- _Short problem 1_:
Reproduce every line of the records below, which follow the court-opinion excerpt, word for word, and leave the pictures out.

- _Excerpt to read_:
It is well established in this Circuit that "a matter of public concern usually involves a matter of political, social, or other concern to the community." See v. City of Elyria, 502 F.3d 484, 492 (6th Cir. 2007) (internal citation omitted). The rationale behind protecting a government employee's right to comment as a citizen on matters of public concern is that "public employees are often the members of the community who are likely to have informed opinions as to the operation of their public employers, operations which are of substantial concern to the public." City of San Diego v. Roe, 543 U.S. 77, 82 (2004). A government employee must also demonstrate that his or her interest in the speech outweighs the government's countervailing interest in promoting the efficiency of the public service it provides as an employer. Pickering v. Bd. of Ed. of Twp. High Sch. Dist. 205 Will Cmtty., Ill., 391 U.S. 563, 568 (1968). This determination is a question of law for the court to decide. Connick, 461 U.S. at 147. As the Supreme Court explained in Garcetti v. Ceballos:
The Court's decisions, then, have sought both to promote the individual and societal interest that are served when employees speak as citizens on matters of public concern and to respect the needs of government employers attempting to perform their important public functions. . . . Underlying our cases has been the premise that while the First Amendment invests public employees with certain rights, it does not empower them to constitutionalize the employee grievance.547 U.S. 410, 420 (2006) (citations omitted).
Though the Sixth Circuit has not expressly addressed the issue of in-court testimony as protected public employee speech, it has considered similar issues in other cases. In See v. City of Elyria, the Court found that the speech of a police officer, who had reported information to the Federal Bureau of Investigation ("FBI") regarding corruption within his police department, was protected under the First Amendment. 502 F.3d 484, 492-96 (6th Cir. 2007). Though the speech was directly related to his job, the Court found, through an application of the relevant balancing test, that See's First Amendment right to disclose allegations of misconduct within the police department to the FBI was not sufficiently outweighed by the City's interest in promoting the efficiency of public services. Id.

- _Records supplied_:
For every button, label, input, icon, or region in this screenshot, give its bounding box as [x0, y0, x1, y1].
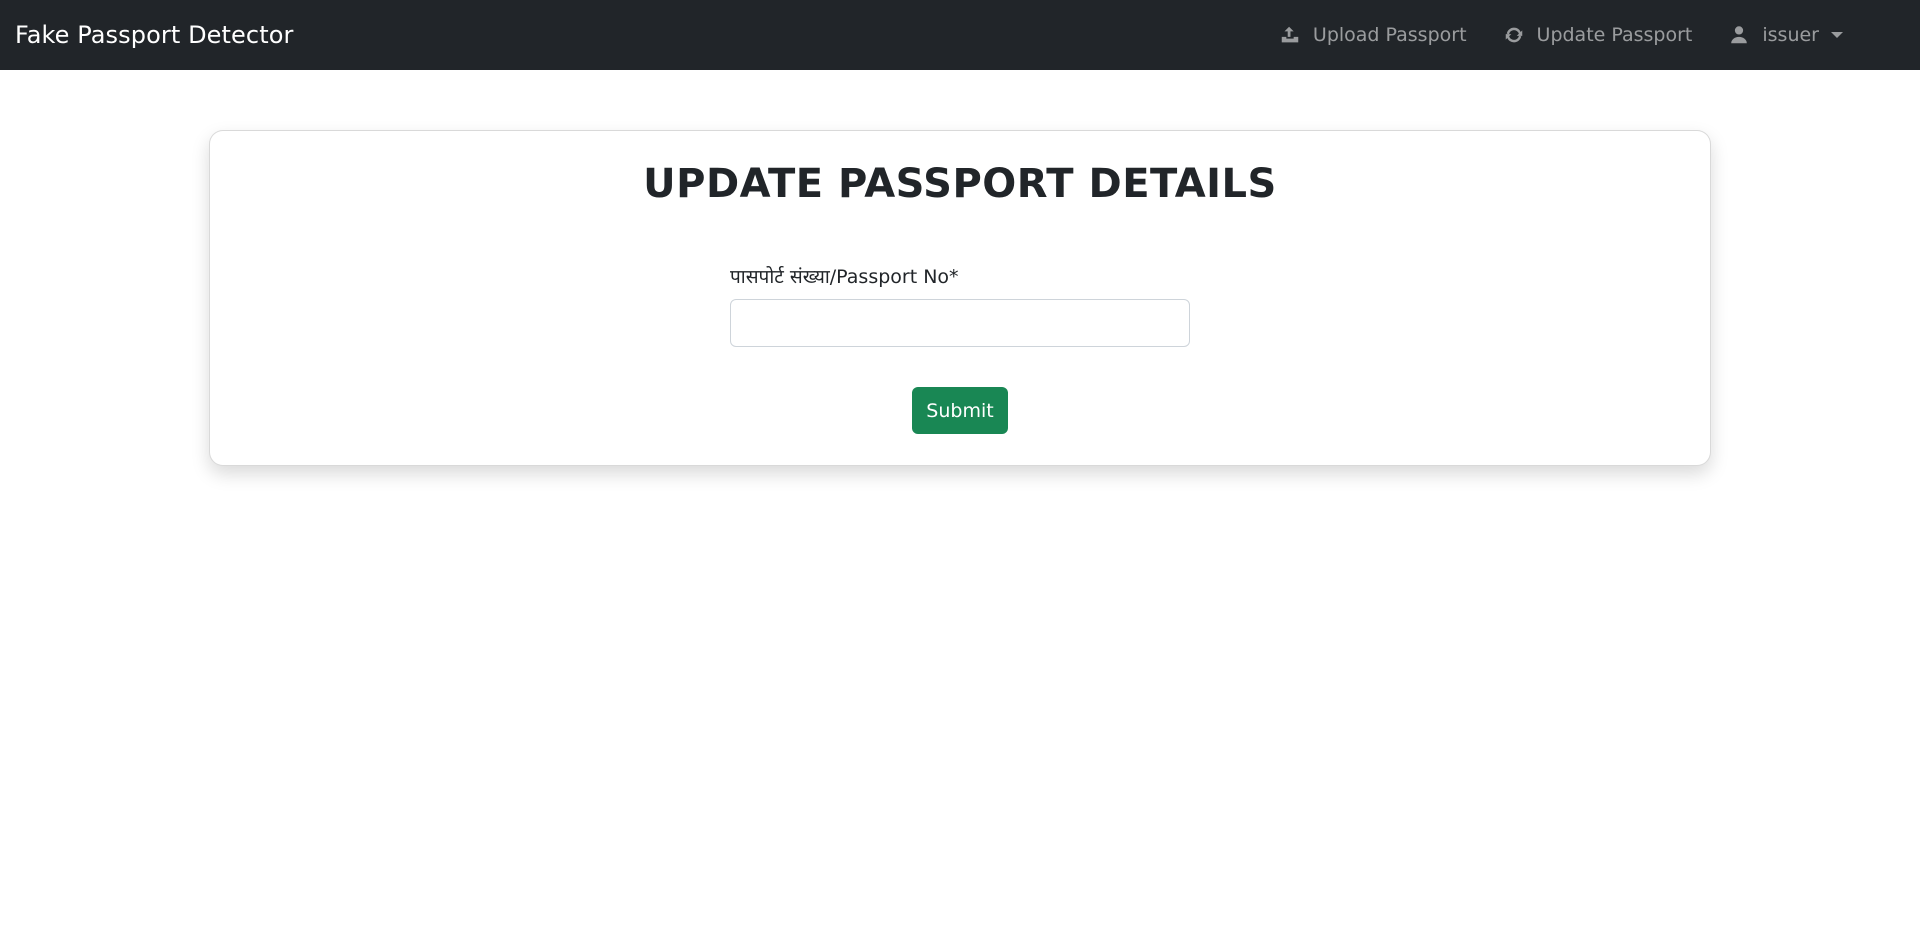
passport-number-input[interactable] — [730, 299, 1190, 347]
update-passport-label: Update Passport — [1536, 24, 1693, 46]
submit-button[interactable]: Submit — [912, 387, 1008, 434]
user-label: issuer — [1762, 24, 1819, 46]
top-navbar: Fake Passport Detector Upload Passport U… — [0, 0, 1920, 70]
navbar-brand[interactable]: Fake Passport Detector — [15, 21, 293, 49]
update-passport-card: UPDATE PASSPORT DETAILS पासपोर्ट संख्या/… — [209, 130, 1711, 466]
chevron-down-icon — [1831, 32, 1843, 38]
upload-passport-label: Upload Passport — [1312, 24, 1467, 46]
upload-passport-link[interactable]: Upload Passport — [1279, 24, 1467, 46]
navbar-menu: Upload Passport Update Passport issuer — [1243, 24, 1843, 46]
refresh-icon — [1505, 27, 1522, 43]
passport-number-label: पासपोर्ट संख्या/Passport No* — [730, 266, 959, 288]
user-icon — [1731, 26, 1748, 44]
page-title: UPDATE PASSPORT DETAILS — [643, 161, 1277, 207]
upload-icon — [1281, 26, 1299, 43]
update-passport-link[interactable]: Update Passport — [1503, 24, 1693, 46]
user-dropdown[interactable]: issuer — [1728, 24, 1843, 46]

- _Short problem 2_:
Using the court-opinion excerpt, decide whether each statement agrees with it. Answer yes or no, and quote the words from the excerpt that settle it.
(a) Whether a public employee's interest in the speech outweighs the government's interest is a question of law for the court.
(b) The Sixth Circuit has expressly addressed in-court testimony as protected public employee speech.
(c) In See v. City of Elyria, the Court found the police officer's speech was not protected.

- _Problem solution 1_:
For every button, label, input, icon, or region in this screenshot, give its bounding box as [x0, y0, x1, y1].
passport-number-input[interactable] — [730, 299, 1190, 347]
update-passport-label: Update Passport — [1536, 24, 1693, 46]
submit-button[interactable]: Submit — [912, 387, 1008, 434]
user-label: issuer — [1762, 24, 1819, 46]
top-navbar: Fake Passport Detector Upload Passport U… — [0, 0, 1920, 70]
navbar-brand[interactable]: Fake Passport Detector — [15, 21, 293, 49]
update-passport-card: UPDATE PASSPORT DETAILS पासपोर्ट संख्या/… — [209, 130, 1711, 466]
chevron-down-icon — [1831, 32, 1843, 38]
upload-passport-label: Upload Passport — [1312, 24, 1467, 46]
upload-passport-link[interactable]: Upload Passport — [1279, 24, 1467, 46]
navbar-menu: Upload Passport Update Passport issuer — [1243, 24, 1843, 46]
refresh-icon — [1505, 27, 1522, 43]
passport-number-label: पासपोर्ट संख्या/Passport No* — [730, 266, 959, 288]
user-icon — [1731, 26, 1748, 44]
page-title: UPDATE PASSPORT DETAILS — [643, 161, 1277, 207]
upload-icon — [1281, 26, 1299, 43]
update-passport-link[interactable]: Update Passport — [1503, 24, 1693, 46]
user-dropdown[interactable]: issuer — [1728, 24, 1843, 46]

- _Problem solution 2_:
(a) Yes: "This determination is a question of law for the court to decide."
(b) No: "the Sixth Circuit has not expressly addressed the issue of in-court testimony as protected public employee speech"
(c) No: "was protected under the First Amendment"